Problem statement | In the abstract below, what average doses did the three-dimensional dose calculations give for the single injection, the three injections, and the pump?

Document excerpt |
::::
Dosimetric comparison of bolus and continuous injections of CC49 monoclonal antibody in a colon cancer xenograft model.

Abstract

Improved understanding of dose and effective dose calculations may contribute to the optimization of fractionated radioimmunotherapy. Comparison three-dimensional tumor dosimetry was performed on athymic nude mice bearing established LS174T human colon carcinoma xenografts. Mice were given bolus intraperitoneal injections of 300 microCi 131I-labeled CC49 monoclonal antibody once (Day 0) or three times (Days 0, 3, and 7) or continuous intraperitoneal infusion with miniosmotic pumps over 7 days. Serial section autoradiography was used to reconstruct tumor activity density distributions for Days 3, 4, 7, 10, and 11 (single injection); Days 3, 4, 7, 8, and 11 (3 injections); and Days 4, 7, 10, and 13 (pump). At least three tumors were reconstructed at each time point. Uptakes in blood and tumor were measured up to 14 days (single injection), 11 days (3 injections), or 16 days (pump) after injection. Average dose values calculated from total activity uptake data only (assuming no energy loss external to the tumor) yielded 102 Gy (single injection), 158 Gy (three injections), and 47 Gy (pump). Average doses using three-dimensional dose calculations were 88 Gy, 139 Gy, and 40 Gy, respectively. The nonuniformity of dose deposition affects treatment outcome, because cell loss is an exponential function of dose. Using the linear quadratic model with fractional cell survival to define an effective dose, D(eff) were calculated to be 20 Gy, 23 Gy, and 14 Gy, respectively. Cell proliferation affects outcome for variable dose-rate treatments. With cell proliferation parameters set to reproduce single-fraction 60Co recurrence results, D(eff) (for local control endpoint) were 8.9 Gy, 12.8 Gy, and 3.9 Gy, respectively. Three bolus injections compared with a single bolus injection were relatively less efficient in tumor uptake. However, three bolus injections resulted in a more uniform dose rate over a longer period, resulting in a 50% improvement in D(eff). The slower dose delivery for pump infusion resulted in a significantly lower D(eff), although dose-rate distributions were more uniform compared with the single bolus injection. Improvement in dose-rate nonuniformities was observed for fractionated and continuous radiolabeled monoclonal antibody injections. Fractionated injections produced superior dosimetric results compared with single bolus or continuous injections.
::::
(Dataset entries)
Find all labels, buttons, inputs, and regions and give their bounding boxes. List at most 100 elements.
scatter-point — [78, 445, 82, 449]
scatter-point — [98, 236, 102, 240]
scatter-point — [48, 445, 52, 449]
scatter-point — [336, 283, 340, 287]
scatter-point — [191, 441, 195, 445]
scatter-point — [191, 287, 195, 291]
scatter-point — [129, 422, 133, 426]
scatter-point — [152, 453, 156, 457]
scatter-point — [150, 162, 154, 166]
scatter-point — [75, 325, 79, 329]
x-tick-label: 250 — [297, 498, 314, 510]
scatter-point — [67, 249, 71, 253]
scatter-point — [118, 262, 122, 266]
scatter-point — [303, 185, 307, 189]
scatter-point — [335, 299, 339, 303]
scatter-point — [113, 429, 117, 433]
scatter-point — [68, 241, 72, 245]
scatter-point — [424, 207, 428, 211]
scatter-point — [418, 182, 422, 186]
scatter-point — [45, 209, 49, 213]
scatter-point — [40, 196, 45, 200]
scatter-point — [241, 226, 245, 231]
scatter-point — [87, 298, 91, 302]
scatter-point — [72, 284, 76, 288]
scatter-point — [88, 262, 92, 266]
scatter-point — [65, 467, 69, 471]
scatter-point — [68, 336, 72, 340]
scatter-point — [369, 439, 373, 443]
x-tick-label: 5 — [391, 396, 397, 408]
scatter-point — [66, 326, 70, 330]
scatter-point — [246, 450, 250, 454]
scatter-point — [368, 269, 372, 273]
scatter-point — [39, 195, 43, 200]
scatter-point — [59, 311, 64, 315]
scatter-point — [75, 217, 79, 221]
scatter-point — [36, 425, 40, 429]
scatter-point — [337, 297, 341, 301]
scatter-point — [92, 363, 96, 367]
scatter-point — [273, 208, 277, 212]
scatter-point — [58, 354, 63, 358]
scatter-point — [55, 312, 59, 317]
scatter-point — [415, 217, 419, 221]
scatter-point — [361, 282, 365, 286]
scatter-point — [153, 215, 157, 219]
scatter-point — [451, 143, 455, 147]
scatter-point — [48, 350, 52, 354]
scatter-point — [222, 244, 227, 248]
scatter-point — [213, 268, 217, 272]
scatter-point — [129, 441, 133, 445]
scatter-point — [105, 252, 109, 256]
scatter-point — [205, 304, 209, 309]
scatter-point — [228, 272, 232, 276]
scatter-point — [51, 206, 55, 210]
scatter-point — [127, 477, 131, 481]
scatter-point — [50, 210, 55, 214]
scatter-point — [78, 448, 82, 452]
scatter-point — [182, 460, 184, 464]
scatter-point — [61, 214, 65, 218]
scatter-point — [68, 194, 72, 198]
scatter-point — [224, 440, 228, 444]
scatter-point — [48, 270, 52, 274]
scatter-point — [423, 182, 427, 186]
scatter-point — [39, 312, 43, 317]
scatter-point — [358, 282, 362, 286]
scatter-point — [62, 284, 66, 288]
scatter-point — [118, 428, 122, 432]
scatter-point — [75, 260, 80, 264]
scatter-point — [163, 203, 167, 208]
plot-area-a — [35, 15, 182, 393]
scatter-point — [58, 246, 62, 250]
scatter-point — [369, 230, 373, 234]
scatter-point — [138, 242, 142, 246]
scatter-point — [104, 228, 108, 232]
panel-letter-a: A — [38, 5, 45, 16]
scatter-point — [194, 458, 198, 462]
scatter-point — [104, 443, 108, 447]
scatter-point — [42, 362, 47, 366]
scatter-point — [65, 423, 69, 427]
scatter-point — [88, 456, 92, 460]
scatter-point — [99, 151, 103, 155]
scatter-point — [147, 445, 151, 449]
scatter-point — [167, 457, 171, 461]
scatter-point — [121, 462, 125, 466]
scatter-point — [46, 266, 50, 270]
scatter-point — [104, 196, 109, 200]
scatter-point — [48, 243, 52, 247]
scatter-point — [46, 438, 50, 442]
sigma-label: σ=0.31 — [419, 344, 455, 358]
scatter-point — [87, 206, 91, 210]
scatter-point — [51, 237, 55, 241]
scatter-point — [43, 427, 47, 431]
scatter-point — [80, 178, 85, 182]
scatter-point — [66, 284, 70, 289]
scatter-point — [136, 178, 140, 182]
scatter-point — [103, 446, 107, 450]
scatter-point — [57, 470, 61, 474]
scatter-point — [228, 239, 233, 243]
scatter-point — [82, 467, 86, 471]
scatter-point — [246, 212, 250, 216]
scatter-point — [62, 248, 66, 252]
::::
Solution to the problem | 88 Gy for the single injection, 139 Gy for the three injections, and 40 Gy for the pump.